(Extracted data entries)
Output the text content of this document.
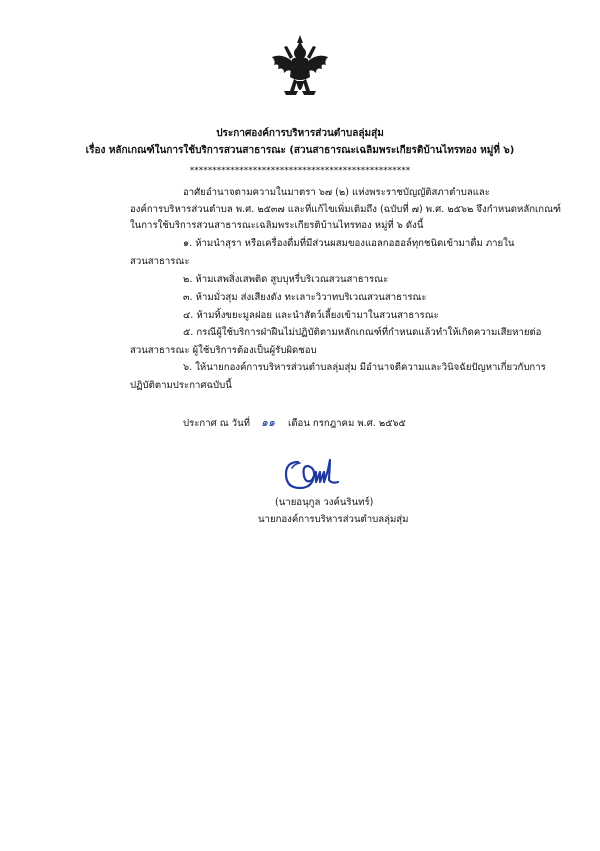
ประกาศองค์การบริหารส่วนตำบลลุ่มสุ่ม
เรื่อง หลักเกณฑ์ในการใช้บริการสวนสาธารณะ (สวนสาธารณะเฉลิมพระเกียรติบ้านไทรทอง หมู่ที่ ๖)
*************************************************
อาศัยอำนาจตามความในมาตรา ๖๗ (๒) แห่งพระราชบัญญัติสภาตำบลและ
องค์การบริหารส่วนตำบล พ.ศ. ๒๕๓๗ และที่แก้ไขเพิ่มเติมถึง (ฉบับที่ ๗) พ.ศ. ๒๕๖๒ จึงกำหนดหลักเกณฑ์
ในการใช้บริการสวนสาธารณะเฉลิมพระเกียรติบ้านไทรทอง หมู่ที่ ๖ ดังนี้
๑. ห้ามนำสุรา หรือเครื่องดื่มที่มีส่วนผสมของแอลกอฮอล์ทุกชนิดเข้ามาดื่ม ภายใน
สวนสาธารณะ
๒. ห้ามเสพสิ่งเสพติด สูบบุหรี่บริเวณสวนสาธารณะ
๓. ห้ามมั่วสุม ส่งเสียงดัง ทะเลาะวิวาทบริเวณสวนสาธารณะ
๔. ห้ามทิ้งขยะมูลฝอย และนำสัตว์เลี้ยงเข้ามาในสวนสาธารณะ
๕. กรณีผู้ใช้บริการฝ่าฝืนไม่ปฏิบัติตามหลักเกณฑ์ที่กำหนดแล้วทำให้เกิดความเสียหายต่อ
สวนสาธารณะ ผู้ใช้บริการต้องเป็นผู้รับผิดชอบ
๖. ให้นายกองค์การบริหารส่วนตำบลลุ่มสุ่ม มีอำนาจตีความและวินิจฉัยปัญหาเกี่ยวกับการ
ปฏิบัติตามประกาศฉบับนี้
ประกาศ ณ วันที่ ๑๑ เดือน กรกฎาคม พ.ศ. ๒๕๖๕
(นายอนุกูล วงค์นรินทร์)
นายกองค์การบริหารส่วนตำบลลุ่มสุ่ม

Problem description:
Your task is to set down the records shown above exactly, minus any pictures.

Response to this task:
Output the text content of this document.
ประกาศองค์การบริหารส่วนตำบลลุ่มสุ่ม
เรื่อง หลักเกณฑ์ในการใช้บริการสวนสาธารณะ (สวนสาธารณะเฉลิมพระเกียรติบ้านไทรทอง หมู่ที่ ๖)
*************************************************
อาศัยอำนาจตามความในมาตรา ๖๗ (๒) แห่งพระราชบัญญัติสภาตำบลและ
องค์การบริหารส่วนตำบล พ.ศ. ๒๕๓๗ และที่แก้ไขเพิ่มเติมถึง (ฉบับที่ ๗) พ.ศ. ๒๕๖๒ จึงกำหนดหลักเกณฑ์
ในการใช้บริการสวนสาธารณะเฉลิมพระเกียรติบ้านไทรทอง หมู่ที่ ๖ ดังนี้
๑. ห้ามนำสุรา หรือเครื่องดื่มที่มีส่วนผสมของแอลกอฮอล์ทุกชนิดเข้ามาดื่ม ภายใน
สวนสาธารณะ
๒. ห้ามเสพสิ่งเสพติด สูบบุหรี่บริเวณสวนสาธารณะ
๓. ห้ามมั่วสุม ส่งเสียงดัง ทะเลาะวิวาทบริเวณสวนสาธารณะ
๔. ห้ามทิ้งขยะมูลฝอย และนำสัตว์เลี้ยงเข้ามาในสวนสาธารณะ
๕. กรณีผู้ใช้บริการฝ่าฝืนไม่ปฏิบัติตามหลักเกณฑ์ที่กำหนดแล้วทำให้เกิดความเสียหายต่อ
สวนสาธารณะ ผู้ใช้บริการต้องเป็นผู้รับผิดชอบ
๖. ให้นายกองค์การบริหารส่วนตำบลลุ่มสุ่ม มีอำนาจตีความและวินิจฉัยปัญหาเกี่ยวกับการ
ปฏิบัติตามประกาศฉบับนี้
ประกาศ ณ วันที่ ๑๑ เดือน กรกฎาคม พ.ศ. ๒๕๖๕
(นายอนุกูล วงค์นรินทร์)
นายกองค์การบริหารส่วนตำบลลุ่มสุ่ม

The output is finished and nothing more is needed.